What needs to be done – A single number is the answer here: how many lines of the entries contain "title"?

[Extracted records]
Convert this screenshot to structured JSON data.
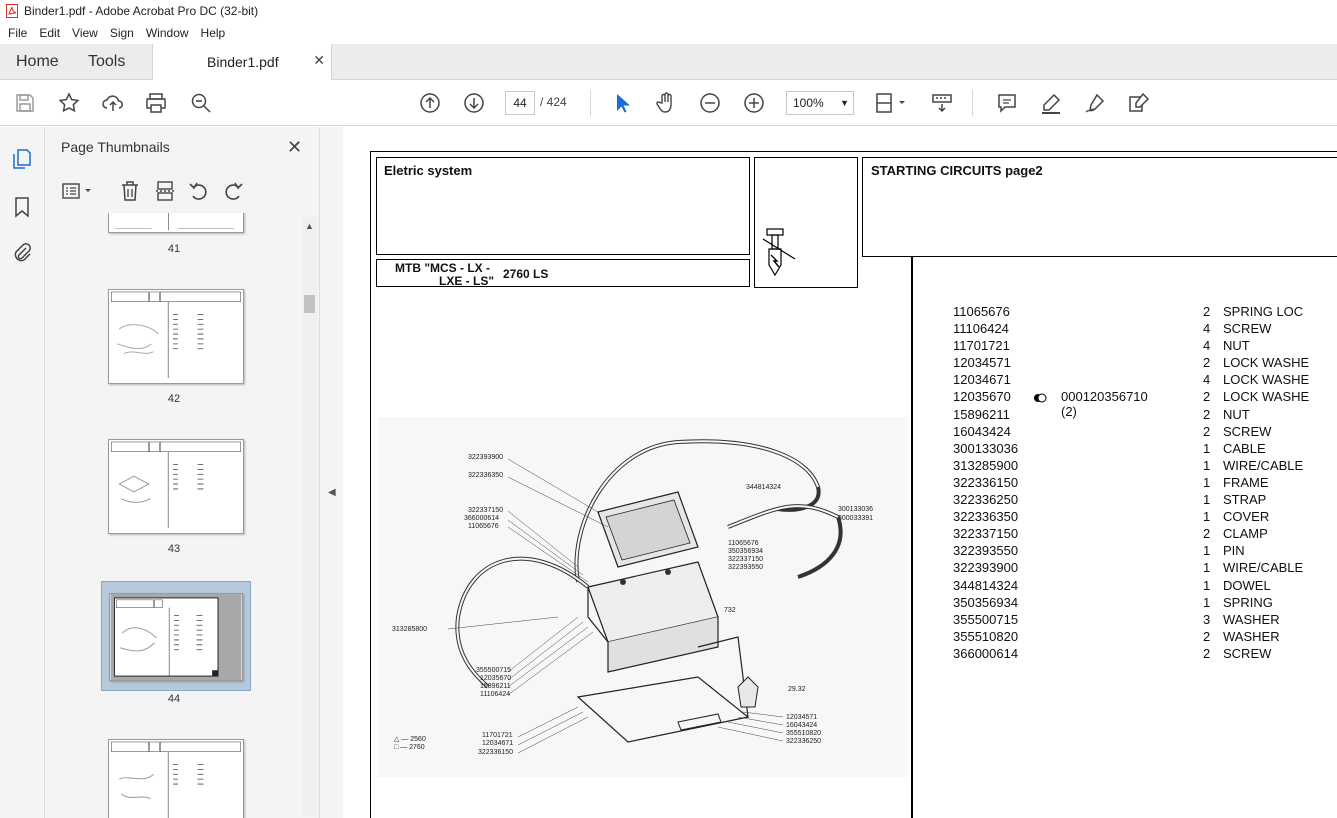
{
  "window": {
    "title": "Binder1.pdf - Adobe Acrobat Pro DC (32-bit)"
  },
  "menu": [
    "File",
    "Edit",
    "View",
    "Sign",
    "Window",
    "Help"
  ],
  "tabs": {
    "home": "Home",
    "tools": "Tools",
    "document": "Binder1.pdf"
  },
  "toolbar": {
    "page_current": "44",
    "page_total": "/ 424",
    "zoom": "100%"
  },
  "panel": {
    "title": "Page Thumbnails",
    "thumbnails": [
      {
        "num": "41"
      },
      {
        "num": "42"
      },
      {
        "num": "43"
      },
      {
        "num": "44",
        "selected": true
      },
      {
        "num": ""
      }
    ]
  },
  "pdf": {
    "section": "Eletric system",
    "heading": "STARTING CIRCUITS  page2",
    "model_line1": "MTB \"MCS - LX -",
    "model_line2": "LXE - LS\"",
    "model_num": "2760  LS",
    "parts": [
      {
        "pn": "11065676",
        "extra": "",
        "qty": "2",
        "desc": "SPRING LOC"
      },
      {
        "pn": "11106424",
        "extra": "",
        "qty": "4",
        "desc": "SCREW"
      },
      {
        "pn": "11701721",
        "extra": "",
        "qty": "4",
        "desc": "NUT"
      },
      {
        "pn": "12034571",
        "extra": "",
        "qty": "2",
        "desc": "LOCK WASHE"
      },
      {
        "pn": "12034671",
        "extra": "",
        "qty": "4",
        "desc": "LOCK WASHE"
      },
      {
        "pn": "12035670",
        "extra": "000120356710  (2)",
        "qty": "2",
        "desc": "LOCK WASHE"
      },
      {
        "pn": "15896211",
        "extra": "",
        "qty": "2",
        "desc": "NUT"
      },
      {
        "pn": "16043424",
        "extra": "",
        "qty": "2",
        "desc": "SCREW"
      },
      {
        "pn": "300133036",
        "extra": "",
        "qty": "1",
        "desc": "CABLE"
      },
      {
        "pn": "313285900",
        "extra": "",
        "qty": "1",
        "desc": "WIRE/CABLE"
      },
      {
        "pn": "322336150",
        "extra": "",
        "qty": "1",
        "desc": "FRAME"
      },
      {
        "pn": "322336250",
        "extra": "",
        "qty": "1",
        "desc": "STRAP"
      },
      {
        "pn": "322336350",
        "extra": "",
        "qty": "1",
        "desc": "COVER"
      },
      {
        "pn": "322337150",
        "extra": "",
        "qty": "2",
        "desc": "CLAMP"
      },
      {
        "pn": "322393550",
        "extra": "",
        "qty": "1",
        "desc": "PIN"
      },
      {
        "pn": "322393900",
        "extra": "",
        "qty": "1",
        "desc": "WIRE/CABLE"
      },
      {
        "pn": "344814324",
        "extra": "",
        "qty": "1",
        "desc": "DOWEL"
      },
      {
        "pn": "350356934",
        "extra": "",
        "qty": "1",
        "desc": "SPRING"
      },
      {
        "pn": "355500715",
        "extra": "",
        "qty": "3",
        "desc": "WASHER"
      },
      {
        "pn": "355510820",
        "extra": "",
        "qty": "2",
        "desc": "WASHER"
      },
      {
        "pn": "366000614",
        "extra": "",
        "qty": "2",
        "desc": "SCREW"
      }
    ],
    "diagram_labels": {
      "l1": "322393900",
      "l2": "322336350",
      "l3": "322337150",
      "l4": "366000614",
      "l5": "11065676",
      "l6": "313285800",
      "l7": "355500715",
      "l8": "12035670",
      "l9": "15896211",
      "l10": "11106424",
      "l11": "11701721",
      "l12": "12034671",
      "l13": "322336150",
      "l14": "344814324",
      "l15": "11065676",
      "l16": "350356934",
      "l17": "322337150",
      "l18": "322393550",
      "l19": "300133036",
      "l20": "300033391",
      "l21": "732",
      "l22": "29.32",
      "l23": "12034571",
      "l24": "16043424",
      "l25": "355510820",
      "l26": "322336250",
      "l27": "△ — 2560",
      "l28": "□ — 2760"
    }
  }
}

Expected answer – 2